**WHAT TO WORK ON**
Copy out the entries below in full and exactly.

::: STORED RECORDS :::

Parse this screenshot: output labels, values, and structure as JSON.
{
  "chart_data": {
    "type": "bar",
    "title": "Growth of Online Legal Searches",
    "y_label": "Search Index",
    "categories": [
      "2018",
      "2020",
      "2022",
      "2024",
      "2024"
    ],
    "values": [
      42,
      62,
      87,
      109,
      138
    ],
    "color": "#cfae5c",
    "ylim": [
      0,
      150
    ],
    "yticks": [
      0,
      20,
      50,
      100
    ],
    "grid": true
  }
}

:::

**PROBLEM SOLUTION**
Parse this screenshot: output labels, values, and structure as JSON.
{
  "chart_data": {
    "type": "bar",
    "title": "Growth of Online Legal Searches",
    "y_label": "Search Index",
    "categories": [
      "2018",
      "2020",
      "2022",
      "2024",
      "2024"
    ],
    "values": [
      42,
      62,
      87,
      109,
      138
    ],
    "color": "#cfae5c",
    "ylim": [
      0,
      150
    ],
    "yticks": [
      0,
      20,
      50,
      100
    ],
    "grid": true
  }
}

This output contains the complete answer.